** YOUR TASK **
The listing below is to be output in its exact form.

** DATASET ROWS **
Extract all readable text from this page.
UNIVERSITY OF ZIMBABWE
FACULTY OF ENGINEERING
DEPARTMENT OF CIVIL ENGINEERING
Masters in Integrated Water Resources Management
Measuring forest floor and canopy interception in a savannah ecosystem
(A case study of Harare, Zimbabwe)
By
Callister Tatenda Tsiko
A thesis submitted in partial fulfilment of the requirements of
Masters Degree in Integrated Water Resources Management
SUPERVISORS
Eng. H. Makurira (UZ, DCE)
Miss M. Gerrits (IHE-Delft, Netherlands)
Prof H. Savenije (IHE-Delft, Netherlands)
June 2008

** TASK SOLUTION **
Extract all readable text from this page.
UNIVERSITY OF ZIMBABWE
FACULTY OF ENGINEERING
DEPARTMENT OF CIVIL ENGINEERING
Masters in Integrated Water Resources Management
Measuring forest floor and canopy interception in a savannah ecosystem
(A case study of Harare, Zimbabwe)
By
Callister Tatenda Tsiko
A thesis submitted in partial fulfilment of the requirements of
Masters Degree in Integrated Water Resources Management
SUPERVISORS
Eng. H. Makurira (UZ, DCE)
Miss M. Gerrits (IHE-Delft, Netherlands)
Prof H. Savenije (IHE-Delft, Netherlands)
June 2008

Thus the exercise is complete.